Your goal – Reproduce word for word the run of lines in the entries below that begins with the line containing "svg-text:76: 76 [510, 227, 515, 232]" and ends with the line containing "svg-text:27: 27 [651, 375, 656, 380]", including both of those lines.

Data in this exercise –
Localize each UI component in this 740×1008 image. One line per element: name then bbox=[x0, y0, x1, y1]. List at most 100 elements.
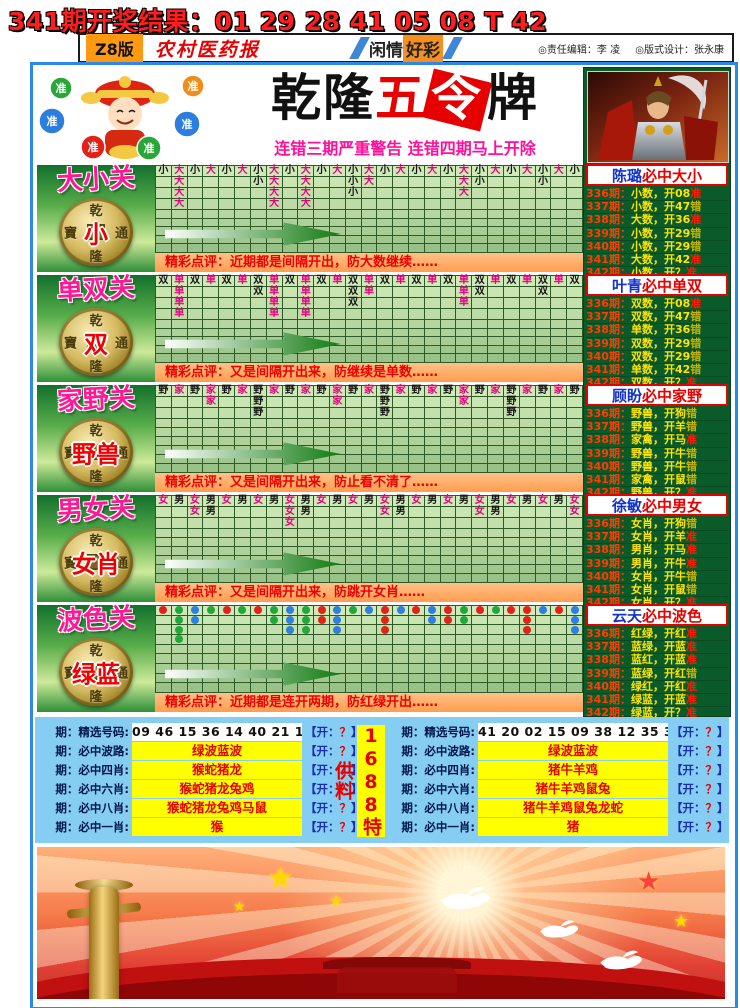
grid-cell bbox=[377, 556, 393, 564]
grid-cell bbox=[219, 518, 235, 528]
grid-cell bbox=[519, 574, 535, 582]
grid-cell bbox=[156, 507, 171, 517]
color-dot-blue bbox=[428, 606, 437, 615]
grid-cell: 男 bbox=[393, 495, 409, 506]
grid-cell: 女 bbox=[187, 496, 203, 506]
grid-cell bbox=[393, 354, 409, 362]
grid-cell bbox=[361, 464, 377, 472]
grid-cell: 男 bbox=[171, 496, 187, 506]
grid-cell bbox=[282, 574, 298, 582]
grid-cell bbox=[171, 625, 187, 634]
grid-cell: 小 bbox=[219, 166, 235, 176]
grid-cell bbox=[282, 177, 298, 187]
grid-cell bbox=[472, 654, 488, 663]
color-dot-red bbox=[254, 606, 263, 615]
grid-cell bbox=[519, 529, 535, 537]
grid-cell: 男 bbox=[266, 496, 282, 506]
grid-cell bbox=[329, 574, 345, 582]
grid-cell bbox=[314, 408, 329, 418]
grid-cell: 小 bbox=[250, 166, 266, 176]
grid-cell bbox=[519, 287, 535, 297]
pillar-cap bbox=[75, 879, 133, 891]
grid-cell bbox=[329, 337, 345, 345]
pick-row: 期：必中四肖:猴蛇猪龙【开：？】 bbox=[41, 761, 363, 779]
grid-cell bbox=[171, 437, 187, 445]
grid-cell bbox=[409, 298, 424, 308]
grid-cell bbox=[345, 428, 361, 436]
grid-cell bbox=[456, 625, 472, 634]
grid-cell: 家 bbox=[551, 386, 567, 396]
grid-cell bbox=[567, 446, 582, 454]
grid-cell bbox=[519, 199, 535, 209]
grid-cell bbox=[472, 547, 488, 555]
grid-cell bbox=[203, 354, 219, 362]
pavilion-silhouette bbox=[337, 967, 457, 993]
grid-char: 男 bbox=[395, 495, 406, 506]
panel-label-zone: 波色关乾寶通隆绿蓝 bbox=[37, 603, 155, 712]
grid-cell bbox=[424, 644, 440, 654]
grid-cell bbox=[187, 397, 203, 407]
grid-cell bbox=[393, 565, 409, 573]
grid-cell: 小 bbox=[535, 166, 551, 176]
grid-char: 大 bbox=[174, 198, 185, 209]
grid-cell bbox=[345, 227, 361, 235]
expert-plate: 云天 必中波色 bbox=[586, 604, 728, 626]
grid-cell bbox=[503, 683, 519, 692]
grid-cell bbox=[266, 455, 282, 463]
grid-cell bbox=[314, 565, 329, 573]
grid-cell bbox=[503, 615, 519, 625]
grid-cell bbox=[551, 320, 567, 328]
grid-char: 女 bbox=[569, 506, 580, 517]
grid-cell bbox=[488, 529, 503, 537]
grid-char: 大 bbox=[395, 165, 406, 176]
grid-cell bbox=[393, 464, 409, 472]
open-question-mark: ？ bbox=[339, 725, 352, 739]
grid-cell bbox=[298, 574, 314, 582]
color-dot-red bbox=[222, 606, 231, 615]
grid-cell bbox=[329, 556, 345, 564]
star-icon: ★ bbox=[329, 891, 344, 910]
grid-char: 双 bbox=[190, 275, 201, 286]
grid-cell bbox=[409, 337, 424, 345]
grid-cell bbox=[266, 654, 282, 663]
expert-row: 336期：小数，开08准 bbox=[586, 188, 728, 202]
result-mark: 准 bbox=[685, 433, 697, 447]
grid-cell: 男 bbox=[329, 496, 345, 506]
grid-cell: 单 bbox=[456, 276, 472, 286]
prediction-value: 女肖，开鼠 bbox=[630, 582, 686, 596]
grid-cell bbox=[187, 654, 203, 663]
grid-cell bbox=[488, 188, 503, 198]
grid-cell: 小 bbox=[377, 166, 393, 176]
open-question-mark: ？ bbox=[705, 782, 718, 796]
grid-cell bbox=[329, 654, 345, 663]
period-label: 336期： bbox=[586, 517, 631, 530]
grid-cell bbox=[488, 446, 503, 454]
grid-char: 大 bbox=[300, 176, 311, 187]
grid-cell bbox=[377, 328, 393, 337]
grid-cell bbox=[424, 244, 440, 252]
color-dot-blue bbox=[570, 615, 579, 624]
grid-cell bbox=[567, 547, 582, 555]
grid-char: 双 bbox=[284, 275, 295, 286]
grid-cell: 男 bbox=[393, 507, 409, 517]
grid-cell bbox=[329, 644, 345, 654]
grid-char: 野 bbox=[506, 396, 517, 407]
grid-cell bbox=[551, 199, 567, 209]
grid-char: 女 bbox=[379, 506, 390, 517]
fortune-coin: 乾寶通隆绿蓝 bbox=[59, 638, 133, 706]
grid-cell bbox=[345, 606, 361, 615]
pick-value: 猪牛羊鸡 bbox=[478, 761, 668, 779]
expert-row: 340期：小数，开29错 bbox=[586, 240, 728, 254]
grid-cell bbox=[440, 529, 456, 537]
grid-cell: 野 bbox=[377, 386, 393, 396]
grid-cell bbox=[171, 538, 187, 546]
grid-cell bbox=[472, 625, 488, 634]
grid-cell bbox=[535, 518, 551, 528]
grid-cell bbox=[235, 518, 250, 528]
grid-cell bbox=[266, 547, 282, 555]
grid-cell bbox=[567, 210, 582, 218]
grid-cell: 双 bbox=[250, 287, 266, 297]
grid-cell: 男 bbox=[203, 507, 219, 517]
grid-cell bbox=[282, 644, 298, 654]
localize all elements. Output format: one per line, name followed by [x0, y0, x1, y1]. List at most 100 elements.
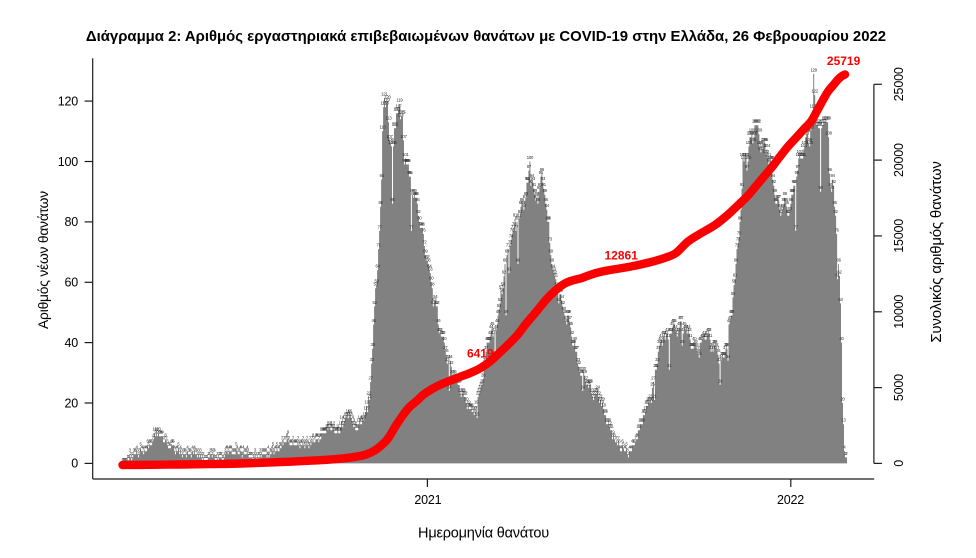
svg-text:76: 76 [510, 227, 515, 232]
svg-text:31: 31 [653, 363, 658, 368]
svg-text:2: 2 [220, 451, 223, 456]
svg-text:77: 77 [511, 224, 516, 229]
svg-text:43: 43 [685, 327, 690, 332]
svg-text:91: 91 [542, 182, 547, 187]
svg-text:3: 3 [227, 448, 230, 453]
svg-text:8: 8 [315, 433, 318, 438]
svg-text:7: 7 [165, 436, 168, 441]
svg-text:3: 3 [184, 448, 187, 453]
svg-text:52: 52 [561, 300, 566, 305]
svg-text:23: 23 [477, 387, 482, 392]
svg-text:89: 89 [410, 188, 415, 193]
svg-text:10: 10 [152, 427, 157, 432]
svg-text:9: 9 [159, 430, 162, 435]
svg-text:44: 44 [489, 324, 494, 329]
svg-text:66: 66 [516, 258, 521, 263]
svg-text:7: 7 [617, 436, 620, 441]
svg-text:72: 72 [422, 239, 427, 244]
svg-text:26: 26 [588, 378, 593, 383]
svg-text:61: 61 [554, 273, 559, 278]
svg-text:56: 56 [500, 288, 505, 293]
svg-text:36: 36 [444, 348, 449, 353]
svg-text:27: 27 [651, 375, 656, 380]
svg-text:4: 4 [191, 445, 194, 450]
svg-text:113: 113 [825, 116, 832, 121]
svg-text:88: 88 [535, 191, 540, 196]
svg-text:7: 7 [297, 436, 300, 441]
svg-text:44: 44 [494, 324, 499, 329]
svg-text:53: 53 [498, 297, 503, 302]
svg-text:40: 40 [839, 336, 844, 341]
svg-text:13: 13 [351, 418, 356, 423]
svg-text:49: 49 [567, 309, 572, 314]
svg-text:82: 82 [518, 209, 523, 214]
svg-text:93: 93 [531, 176, 536, 181]
svg-text:106: 106 [806, 137, 813, 142]
svg-text:39: 39 [660, 339, 665, 344]
svg-text:82: 82 [779, 209, 784, 214]
svg-text:33: 33 [655, 357, 660, 362]
svg-text:6: 6 [632, 439, 635, 444]
svg-text:9: 9 [156, 430, 159, 435]
svg-text:13: 13 [357, 418, 362, 423]
svg-text:0: 0 [126, 457, 129, 462]
svg-text:49: 49 [729, 309, 734, 314]
svg-text:7: 7 [281, 436, 284, 441]
svg-text:2: 2 [257, 451, 260, 456]
svg-text:2: 2 [200, 451, 203, 456]
svg-text:3: 3 [192, 448, 195, 453]
svg-text:3: 3 [137, 448, 140, 453]
svg-text:116: 116 [394, 107, 401, 112]
svg-text:10: 10 [337, 427, 342, 432]
svg-text:8: 8 [317, 433, 320, 438]
svg-text:10: 10 [324, 427, 329, 432]
svg-text:22: 22 [592, 390, 597, 395]
svg-text:10: 10 [154, 427, 159, 432]
svg-text:16: 16 [641, 409, 646, 414]
svg-text:37: 37 [575, 345, 580, 350]
svg-text:6419: 6419 [467, 347, 494, 361]
svg-text:14: 14 [361, 415, 366, 420]
svg-text:89: 89 [412, 188, 417, 193]
svg-text:67: 67 [424, 255, 429, 260]
svg-text:2: 2 [253, 451, 256, 456]
svg-text:66: 66 [426, 258, 431, 263]
svg-text:73: 73 [736, 236, 741, 241]
svg-text:108: 108 [803, 131, 810, 136]
svg-text:93: 93 [541, 176, 546, 181]
svg-text:15: 15 [349, 412, 354, 417]
svg-text:20: 20 [649, 396, 654, 401]
svg-text:4: 4 [628, 445, 631, 450]
svg-text:104: 104 [801, 143, 808, 148]
svg-text:2021: 2021 [414, 493, 441, 507]
svg-text:1: 1 [222, 454, 225, 459]
svg-text:46: 46 [671, 318, 676, 323]
svg-text:21: 21 [652, 393, 657, 398]
svg-text:3: 3 [133, 448, 136, 453]
svg-text:64: 64 [551, 264, 556, 269]
svg-text:45: 45 [569, 321, 574, 326]
svg-text:105: 105 [388, 140, 395, 145]
svg-text:18: 18 [468, 403, 473, 408]
svg-text:3: 3 [234, 448, 237, 453]
svg-text:11: 11 [356, 424, 361, 429]
svg-text:1: 1 [217, 454, 220, 459]
svg-text:80: 80 [417, 215, 422, 220]
svg-text:47: 47 [678, 315, 683, 320]
svg-text:9: 9 [155, 430, 158, 435]
svg-text:1: 1 [127, 454, 130, 459]
svg-text:58: 58 [373, 282, 378, 287]
svg-text:39: 39 [571, 339, 576, 344]
svg-text:105: 105 [390, 140, 397, 145]
svg-text:7: 7 [285, 436, 288, 441]
svg-text:2: 2 [255, 451, 258, 456]
svg-text:57: 57 [499, 285, 504, 290]
svg-text:3: 3 [180, 448, 183, 453]
svg-text:1: 1 [204, 454, 207, 459]
svg-text:109: 109 [756, 128, 763, 133]
svg-text:87: 87 [777, 194, 782, 199]
svg-text:8: 8 [636, 433, 639, 438]
svg-text:16: 16 [603, 409, 608, 414]
svg-text:3: 3 [233, 448, 236, 453]
svg-text:4: 4 [630, 445, 633, 450]
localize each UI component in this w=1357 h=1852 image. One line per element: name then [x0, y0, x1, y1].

Answer to this task –
svg-text:76: 76 [510, 227, 515, 232]
svg-text:31: 31 [653, 363, 658, 368]
svg-text:2: 2 [220, 451, 223, 456]
svg-text:77: 77 [511, 224, 516, 229]
svg-text:43: 43 [685, 327, 690, 332]
svg-text:91: 91 [542, 182, 547, 187]
svg-text:3: 3 [227, 448, 230, 453]
svg-text:8: 8 [315, 433, 318, 438]
svg-text:7: 7 [165, 436, 168, 441]
svg-text:3: 3 [184, 448, 187, 453]
svg-text:52: 52 [561, 300, 566, 305]
svg-text:23: 23 [477, 387, 482, 392]
svg-text:89: 89 [410, 188, 415, 193]
svg-text:10: 10 [152, 427, 157, 432]
svg-text:9: 9 [159, 430, 162, 435]
svg-text:44: 44 [489, 324, 494, 329]
svg-text:66: 66 [516, 258, 521, 263]
svg-text:7: 7 [617, 436, 620, 441]
svg-text:72: 72 [422, 239, 427, 244]
svg-text:26: 26 [588, 378, 593, 383]
svg-text:61: 61 [554, 273, 559, 278]
svg-text:56: 56 [500, 288, 505, 293]
svg-text:36: 36 [444, 348, 449, 353]
svg-text:27: 27 [651, 375, 656, 380]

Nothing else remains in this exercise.